* begin TASK INPUTS *

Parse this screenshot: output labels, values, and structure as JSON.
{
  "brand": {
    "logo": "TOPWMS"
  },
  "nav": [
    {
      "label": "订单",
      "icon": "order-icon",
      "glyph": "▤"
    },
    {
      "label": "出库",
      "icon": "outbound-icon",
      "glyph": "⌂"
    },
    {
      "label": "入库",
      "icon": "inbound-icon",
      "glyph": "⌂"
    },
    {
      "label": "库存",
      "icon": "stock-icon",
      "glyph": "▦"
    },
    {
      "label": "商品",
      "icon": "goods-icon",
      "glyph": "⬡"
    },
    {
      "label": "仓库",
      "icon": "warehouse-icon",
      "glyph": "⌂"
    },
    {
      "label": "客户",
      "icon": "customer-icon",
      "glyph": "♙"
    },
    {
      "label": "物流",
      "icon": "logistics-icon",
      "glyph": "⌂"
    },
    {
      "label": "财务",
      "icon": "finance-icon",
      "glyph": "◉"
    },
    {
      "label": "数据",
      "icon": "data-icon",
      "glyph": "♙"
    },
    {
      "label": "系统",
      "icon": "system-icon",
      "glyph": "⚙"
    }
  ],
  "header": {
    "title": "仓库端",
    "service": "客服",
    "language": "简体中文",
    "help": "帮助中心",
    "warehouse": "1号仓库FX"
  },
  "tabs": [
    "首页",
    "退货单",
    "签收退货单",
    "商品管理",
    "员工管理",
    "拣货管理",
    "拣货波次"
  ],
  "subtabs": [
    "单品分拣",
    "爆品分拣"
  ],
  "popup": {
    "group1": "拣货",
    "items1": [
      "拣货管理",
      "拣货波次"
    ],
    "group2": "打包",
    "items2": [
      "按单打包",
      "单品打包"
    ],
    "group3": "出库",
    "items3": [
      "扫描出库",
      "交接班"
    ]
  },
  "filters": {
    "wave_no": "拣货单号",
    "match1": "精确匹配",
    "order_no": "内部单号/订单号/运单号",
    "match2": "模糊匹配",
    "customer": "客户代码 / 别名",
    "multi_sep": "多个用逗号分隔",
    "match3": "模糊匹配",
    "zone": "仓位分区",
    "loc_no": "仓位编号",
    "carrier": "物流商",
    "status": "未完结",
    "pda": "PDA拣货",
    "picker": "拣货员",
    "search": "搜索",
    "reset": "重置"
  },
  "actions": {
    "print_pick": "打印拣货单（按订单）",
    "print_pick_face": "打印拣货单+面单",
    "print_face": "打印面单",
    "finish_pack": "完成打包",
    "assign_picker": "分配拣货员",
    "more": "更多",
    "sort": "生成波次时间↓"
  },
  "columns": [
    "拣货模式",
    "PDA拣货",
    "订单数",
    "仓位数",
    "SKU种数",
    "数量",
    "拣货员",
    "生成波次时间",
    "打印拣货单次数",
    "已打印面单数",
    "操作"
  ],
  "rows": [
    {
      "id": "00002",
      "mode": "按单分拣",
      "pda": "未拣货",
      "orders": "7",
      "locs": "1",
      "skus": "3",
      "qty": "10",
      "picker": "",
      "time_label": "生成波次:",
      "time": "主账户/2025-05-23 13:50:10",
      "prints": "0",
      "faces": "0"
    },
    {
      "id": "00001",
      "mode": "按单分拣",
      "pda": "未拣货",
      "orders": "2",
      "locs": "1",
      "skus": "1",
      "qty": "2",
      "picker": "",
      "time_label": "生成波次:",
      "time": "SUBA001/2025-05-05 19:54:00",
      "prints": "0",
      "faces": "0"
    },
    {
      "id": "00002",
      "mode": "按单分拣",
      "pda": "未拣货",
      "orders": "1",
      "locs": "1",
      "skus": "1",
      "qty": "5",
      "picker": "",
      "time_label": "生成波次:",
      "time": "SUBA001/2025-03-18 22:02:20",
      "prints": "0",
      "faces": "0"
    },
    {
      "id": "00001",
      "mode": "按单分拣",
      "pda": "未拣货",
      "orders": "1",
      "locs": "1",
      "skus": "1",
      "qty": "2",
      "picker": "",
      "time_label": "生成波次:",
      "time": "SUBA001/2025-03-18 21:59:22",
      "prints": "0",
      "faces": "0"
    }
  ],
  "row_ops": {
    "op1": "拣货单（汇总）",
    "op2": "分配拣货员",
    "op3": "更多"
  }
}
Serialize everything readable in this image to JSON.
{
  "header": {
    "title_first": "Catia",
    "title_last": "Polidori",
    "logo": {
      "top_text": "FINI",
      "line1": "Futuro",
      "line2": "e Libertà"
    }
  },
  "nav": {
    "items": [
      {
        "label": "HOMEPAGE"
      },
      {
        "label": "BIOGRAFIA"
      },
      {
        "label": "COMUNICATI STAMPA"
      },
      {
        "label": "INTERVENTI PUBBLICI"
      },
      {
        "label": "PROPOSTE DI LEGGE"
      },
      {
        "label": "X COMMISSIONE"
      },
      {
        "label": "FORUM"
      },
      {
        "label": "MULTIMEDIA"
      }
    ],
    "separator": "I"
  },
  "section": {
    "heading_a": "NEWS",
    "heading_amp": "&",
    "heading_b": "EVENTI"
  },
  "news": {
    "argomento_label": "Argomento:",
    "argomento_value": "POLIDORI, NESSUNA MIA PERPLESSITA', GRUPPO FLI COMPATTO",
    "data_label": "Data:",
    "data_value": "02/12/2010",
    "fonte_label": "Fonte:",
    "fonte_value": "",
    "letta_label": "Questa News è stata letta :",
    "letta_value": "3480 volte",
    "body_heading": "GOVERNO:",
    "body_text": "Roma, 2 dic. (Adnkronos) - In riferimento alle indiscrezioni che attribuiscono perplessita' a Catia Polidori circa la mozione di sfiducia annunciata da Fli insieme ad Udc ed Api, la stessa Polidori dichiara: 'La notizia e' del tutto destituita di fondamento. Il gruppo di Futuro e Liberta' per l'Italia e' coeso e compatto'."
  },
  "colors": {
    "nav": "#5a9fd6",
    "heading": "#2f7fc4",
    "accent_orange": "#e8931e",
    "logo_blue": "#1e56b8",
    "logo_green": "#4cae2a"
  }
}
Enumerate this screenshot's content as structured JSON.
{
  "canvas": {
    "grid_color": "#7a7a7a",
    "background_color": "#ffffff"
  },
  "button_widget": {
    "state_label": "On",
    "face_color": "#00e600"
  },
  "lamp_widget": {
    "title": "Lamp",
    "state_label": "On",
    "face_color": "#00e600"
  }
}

* end TASK INPUTS *

**WRITTEN REQUEST:**
Set down every line of the listing above again, exactly as given.

**EXERCISE OUTPUT:**
Parse this screenshot: output labels, values, and structure as JSON.
{
  "brand": {
    "logo": "TOPWMS"
  },
  "nav": [
    {
      "label": "订单",
      "icon": "order-icon",
      "glyph": "▤"
    },
    {
      "label": "出库",
      "icon": "outbound-icon",
      "glyph": "⌂"
    },
    {
      "label": "入库",
      "icon": "inbound-icon",
      "glyph": "⌂"
    },
    {
      "label": "库存",
      "icon": "stock-icon",
      "glyph": "▦"
    },
    {
      "label": "商品",
      "icon": "goods-icon",
      "glyph": "⬡"
    },
    {
      "label": "仓库",
      "icon": "warehouse-icon",
      "glyph": "⌂"
    },
    {
      "label": "客户",
      "icon": "customer-icon",
      "glyph": "♙"
    },
    {
      "label": "物流",
      "icon": "logistics-icon",
      "glyph": "⌂"
    },
    {
      "label": "财务",
      "icon": "finance-icon",
      "glyph": "◉"
    },
    {
      "label": "数据",
      "icon": "data-icon",
      "glyph": "♙"
    },
    {
      "label": "系统",
      "icon": "system-icon",
      "glyph": "⚙"
    }
  ],
  "header": {
    "title": "仓库端",
    "service": "客服",
    "language": "简体中文",
    "help": "帮助中心",
    "warehouse": "1号仓库FX"
  },
  "tabs": [
    "首页",
    "退货单",
    "签收退货单",
    "商品管理",
    "员工管理",
    "拣货管理",
    "拣货波次"
  ],
  "subtabs": [
    "单品分拣",
    "爆品分拣"
  ],
  "popup": {
    "group1": "拣货",
    "items1": [
      "拣货管理",
      "拣货波次"
    ],
    "group2": "打包",
    "items2": [
      "按单打包",
      "单品打包"
    ],
    "group3": "出库",
    "items3": [
      "扫描出库",
      "交接班"
    ]
  },
  "filters": {
    "wave_no": "拣货单号",
    "match1": "精确匹配",
    "order_no": "内部单号/订单号/运单号",
    "match2": "模糊匹配",
    "customer": "客户代码 / 别名",
    "multi_sep": "多个用逗号分隔",
    "match3": "模糊匹配",
    "zone": "仓位分区",
    "loc_no": "仓位编号",
    "carrier": "物流商",
    "status": "未完结",
    "pda": "PDA拣货",
    "picker": "拣货员",
    "search": "搜索",
    "reset": "重置"
  },
  "actions": {
    "print_pick": "打印拣货单（按订单）",
    "print_pick_face": "打印拣货单+面单",
    "print_face": "打印面单",
    "finish_pack": "完成打包",
    "assign_picker": "分配拣货员",
    "more": "更多",
    "sort": "生成波次时间↓"
  },
  "columns": [
    "拣货模式",
    "PDA拣货",
    "订单数",
    "仓位数",
    "SKU种数",
    "数量",
    "拣货员",
    "生成波次时间",
    "打印拣货单次数",
    "已打印面单数",
    "操作"
  ],
  "rows": [
    {
      "id": "00002",
      "mode": "按单分拣",
      "pda": "未拣货",
      "orders": "7",
      "locs": "1",
      "skus": "3",
      "qty": "10",
      "picker": "",
      "time_label": "生成波次:",
      "time": "主账户/2025-05-23 13:50:10",
      "prints": "0",
      "faces": "0"
    },
    {
      "id": "00001",
      "mode": "按单分拣",
      "pda": "未拣货",
      "orders": "2",
      "locs": "1",
      "skus": "1",
      "qty": "2",
      "picker": "",
      "time_label": "生成波次:",
      "time": "SUBA001/2025-05-05 19:54:00",
      "prints": "0",
      "faces": "0"
    },
    {
      "id": "00002",
      "mode": "按单分拣",
      "pda": "未拣货",
      "orders": "1",
      "locs": "1",
      "skus": "1",
      "qty": "5",
      "picker": "",
      "time_label": "生成波次:",
      "time": "SUBA001/2025-03-18 22:02:20",
      "prints": "0",
      "faces": "0"
    },
    {
      "id": "00001",
      "mode": "按单分拣",
      "pda": "未拣货",
      "orders": "1",
      "locs": "1",
      "skus": "1",
      "qty": "2",
      "picker": "",
      "time_label": "生成波次:",
      "time": "SUBA001/2025-03-18 21:59:22",
      "prints": "0",
      "faces": "0"
    }
  ],
  "row_ops": {
    "op1": "拣货单（汇总）",
    "op2": "分配拣货员",
    "op3": "更多"
  }
}
Serialize everything readable in this image to JSON.
{
  "header": {
    "title_first": "Catia",
    "title_last": "Polidori",
    "logo": {
      "top_text": "FINI",
      "line1": "Futuro",
      "line2": "e Libertà"
    }
  },
  "nav": {
    "items": [
      {
        "label": "HOMEPAGE"
      },
      {
        "label": "BIOGRAFIA"
      },
      {
        "label": "COMUNICATI STAMPA"
      },
      {
        "label": "INTERVENTI PUBBLICI"
      },
      {
        "label": "PROPOSTE DI LEGGE"
      },
      {
        "label": "X COMMISSIONE"
      },
      {
        "label": "FORUM"
      },
      {
        "label": "MULTIMEDIA"
      }
    ],
    "separator": "I"
  },
  "section": {
    "heading_a": "NEWS",
    "heading_amp": "&",
    "heading_b": "EVENTI"
  },
  "news": {
    "argomento_label": "Argomento:",
    "argomento_value": "POLIDORI, NESSUNA MIA PERPLESSITA', GRUPPO FLI COMPATTO",
    "data_label": "Data:",
    "data_value": "02/12/2010",
    "fonte_label": "Fonte:",
    "fonte_value": "",
    "letta_label": "Questa News è stata letta :",
    "letta_value": "3480 volte",
    "body_heading": "GOVERNO:",
    "body_text": "Roma, 2 dic. (Adnkronos) - In riferimento alle indiscrezioni che attribuiscono perplessita' a Catia Polidori circa la mozione di sfiducia annunciata da Fli insieme ad Udc ed Api, la stessa Polidori dichiara: 'La notizia e' del tutto destituita di fondamento. Il gruppo di Futuro e Liberta' per l'Italia e' coeso e compatto'."
  },
  "colors": {
    "nav": "#5a9fd6",
    "heading": "#2f7fc4",
    "accent_orange": "#e8931e",
    "logo_blue": "#1e56b8",
    "logo_green": "#4cae2a"
  }
}
Enumerate this screenshot's content as structured JSON.
{
  "canvas": {
    "grid_color": "#7a7a7a",
    "background_color": "#ffffff"
  },
  "button_widget": {
    "state_label": "On",
    "face_color": "#00e600"
  },
  "lamp_widget": {
    "title": "Lamp",
    "state_label": "On",
    "face_color": "#00e600"
  }
}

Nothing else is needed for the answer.